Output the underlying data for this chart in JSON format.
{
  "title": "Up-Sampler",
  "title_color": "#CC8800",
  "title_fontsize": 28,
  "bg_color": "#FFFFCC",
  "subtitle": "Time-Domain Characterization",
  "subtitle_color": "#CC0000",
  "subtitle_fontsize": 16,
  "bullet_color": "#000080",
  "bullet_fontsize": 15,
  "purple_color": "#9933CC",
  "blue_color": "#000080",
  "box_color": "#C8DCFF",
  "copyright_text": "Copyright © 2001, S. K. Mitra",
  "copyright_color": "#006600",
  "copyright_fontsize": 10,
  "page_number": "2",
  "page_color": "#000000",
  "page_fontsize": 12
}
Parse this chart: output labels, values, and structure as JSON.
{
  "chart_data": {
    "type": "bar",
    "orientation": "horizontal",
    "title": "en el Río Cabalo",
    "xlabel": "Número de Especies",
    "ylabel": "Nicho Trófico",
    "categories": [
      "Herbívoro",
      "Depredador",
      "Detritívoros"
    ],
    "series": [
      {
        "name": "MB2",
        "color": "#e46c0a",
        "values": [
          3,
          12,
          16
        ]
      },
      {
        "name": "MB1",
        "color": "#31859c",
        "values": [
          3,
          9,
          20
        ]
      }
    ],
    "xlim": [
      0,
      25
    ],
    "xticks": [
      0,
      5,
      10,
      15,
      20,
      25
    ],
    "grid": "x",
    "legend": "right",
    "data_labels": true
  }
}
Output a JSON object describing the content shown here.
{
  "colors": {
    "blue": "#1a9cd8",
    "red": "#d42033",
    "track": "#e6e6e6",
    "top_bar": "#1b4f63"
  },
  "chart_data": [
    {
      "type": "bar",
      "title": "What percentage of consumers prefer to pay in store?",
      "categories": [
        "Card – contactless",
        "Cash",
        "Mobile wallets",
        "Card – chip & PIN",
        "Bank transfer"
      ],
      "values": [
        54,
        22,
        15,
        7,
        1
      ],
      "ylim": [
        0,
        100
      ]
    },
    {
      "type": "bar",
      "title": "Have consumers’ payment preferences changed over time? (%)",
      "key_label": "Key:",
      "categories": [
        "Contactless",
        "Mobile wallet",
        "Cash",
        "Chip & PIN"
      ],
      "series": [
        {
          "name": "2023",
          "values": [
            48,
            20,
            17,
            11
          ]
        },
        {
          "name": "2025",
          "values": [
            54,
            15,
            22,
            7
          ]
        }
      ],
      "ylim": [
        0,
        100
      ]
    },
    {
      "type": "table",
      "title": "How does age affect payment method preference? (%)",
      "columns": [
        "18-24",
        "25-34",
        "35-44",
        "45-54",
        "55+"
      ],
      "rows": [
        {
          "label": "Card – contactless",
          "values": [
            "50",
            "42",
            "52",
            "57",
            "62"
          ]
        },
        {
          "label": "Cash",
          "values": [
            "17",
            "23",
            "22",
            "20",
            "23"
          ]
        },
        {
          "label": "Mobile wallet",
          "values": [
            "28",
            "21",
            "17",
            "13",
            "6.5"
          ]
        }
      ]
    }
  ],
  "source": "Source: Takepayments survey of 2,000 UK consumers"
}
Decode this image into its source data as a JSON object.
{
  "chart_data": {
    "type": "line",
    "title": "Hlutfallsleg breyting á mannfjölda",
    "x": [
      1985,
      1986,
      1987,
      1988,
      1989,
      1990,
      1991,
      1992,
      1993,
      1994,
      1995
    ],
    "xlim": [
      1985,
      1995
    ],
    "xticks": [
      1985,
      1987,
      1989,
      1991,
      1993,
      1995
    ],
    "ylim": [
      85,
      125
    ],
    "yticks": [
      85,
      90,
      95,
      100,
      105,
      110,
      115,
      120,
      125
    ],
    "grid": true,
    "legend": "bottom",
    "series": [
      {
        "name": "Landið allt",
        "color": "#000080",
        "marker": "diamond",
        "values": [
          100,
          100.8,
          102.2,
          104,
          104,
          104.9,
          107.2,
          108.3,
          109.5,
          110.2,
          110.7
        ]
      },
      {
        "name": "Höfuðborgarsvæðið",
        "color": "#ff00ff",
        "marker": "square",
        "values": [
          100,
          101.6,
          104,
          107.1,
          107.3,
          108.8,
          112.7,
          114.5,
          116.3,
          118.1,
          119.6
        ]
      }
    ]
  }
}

————————

Can you give every line above again, exactly as written?

Output the underlying data for this chart in JSON format.
{
  "title": "Up-Sampler",
  "title_color": "#CC8800",
  "title_fontsize": 28,
  "bg_color": "#FFFFCC",
  "subtitle": "Time-Domain Characterization",
  "subtitle_color": "#CC0000",
  "subtitle_fontsize": 16,
  "bullet_color": "#000080",
  "bullet_fontsize": 15,
  "purple_color": "#9933CC",
  "blue_color": "#000080",
  "box_color": "#C8DCFF",
  "copyright_text": "Copyright © 2001, S. K. Mitra",
  "copyright_color": "#006600",
  "copyright_fontsize": 10,
  "page_number": "2",
  "page_color": "#000000",
  "page_fontsize": 12
}
Parse this chart: output labels, values, and structure as JSON.
{
  "chart_data": {
    "type": "bar",
    "orientation": "horizontal",
    "title": "en el Río Cabalo",
    "xlabel": "Número de Especies",
    "ylabel": "Nicho Trófico",
    "categories": [
      "Herbívoro",
      "Depredador",
      "Detritívoros"
    ],
    "series": [
      {
        "name": "MB2",
        "color": "#e46c0a",
        "values": [
          3,
          12,
          16
        ]
      },
      {
        "name": "MB1",
        "color": "#31859c",
        "values": [
          3,
          9,
          20
        ]
      }
    ],
    "xlim": [
      0,
      25
    ],
    "xticks": [
      0,
      5,
      10,
      15,
      20,
      25
    ],
    "grid": "x",
    "legend": "right",
    "data_labels": true
  }
}
Output a JSON object describing the content shown here.
{
  "colors": {
    "blue": "#1a9cd8",
    "red": "#d42033",
    "track": "#e6e6e6",
    "top_bar": "#1b4f63"
  },
  "chart_data": [
    {
      "type": "bar",
      "title": "What percentage of consumers prefer to pay in store?",
      "categories": [
        "Card – contactless",
        "Cash",
        "Mobile wallets",
        "Card – chip & PIN",
        "Bank transfer"
      ],
      "values": [
        54,
        22,
        15,
        7,
        1
      ],
      "ylim": [
        0,
        100
      ]
    },
    {
      "type": "bar",
      "title": "Have consumers’ payment preferences changed over time? (%)",
      "key_label": "Key:",
      "categories": [
        "Contactless",
        "Mobile wallet",
        "Cash",
        "Chip & PIN"
      ],
      "series": [
        {
          "name": "2023",
          "values": [
            48,
            20,
            17,
            11
          ]
        },
        {
          "name": "2025",
          "values": [
            54,
            15,
            22,
            7
          ]
        }
      ],
      "ylim": [
        0,
        100
      ]
    },
    {
      "type": "table",
      "title": "How does age affect payment method preference? (%)",
      "columns": [
        "18-24",
        "25-34",
        "35-44",
        "45-54",
        "55+"
      ],
      "rows": [
        {
          "label": "Card – contactless",
          "values": [
            "50",
            "42",
            "52",
            "57",
            "62"
          ]
        },
        {
          "label": "Cash",
          "values": [
            "17",
            "23",
            "22",
            "20",
            "23"
          ]
        },
        {
          "label": "Mobile wallet",
          "values": [
            "28",
            "21",
            "17",
            "13",
            "6.5"
          ]
        }
      ]
    }
  ],
  "source": "Source: Takepayments survey of 2,000 UK consumers"
}
Decode this image into its source data as a JSON object.
{
  "chart_data": {
    "type": "line",
    "title": "Hlutfallsleg breyting á mannfjölda",
    "x": [
      1985,
      1986,
      1987,
      1988,
      1989,
      1990,
      1991,
      1992,
      1993,
      1994,
      1995
    ],
    "xlim": [
      1985,
      1995
    ],
    "xticks": [
      1985,
      1987,
      1989,
      1991,
      1993,
      1995
    ],
    "ylim": [
      85,
      125
    ],
    "yticks": [
      85,
      90,
      95,
      100,
      105,
      110,
      115,
      120,
      125
    ],
    "grid": true,
    "legend": "bottom",
    "series": [
      {
        "name": "Landið allt",
        "color": "#000080",
        "marker": "diamond",
        "values": [
          100,
          100.8,
          102.2,
          104,
          104,
          104.9,
          107.2,
          108.3,
          109.5,
          110.2,
          110.7
        ]
      },
      {
        "name": "Höfuðborgarsvæðið",
        "color": "#ff00ff",
        "marker": "square",
        "values": [
          100,
          101.6,
          104,
          107.1,
          107.3,
          108.8,
          112.7,
          114.5,
          116.3,
          118.1,
          119.6
        ]
      }
    ]
  }
}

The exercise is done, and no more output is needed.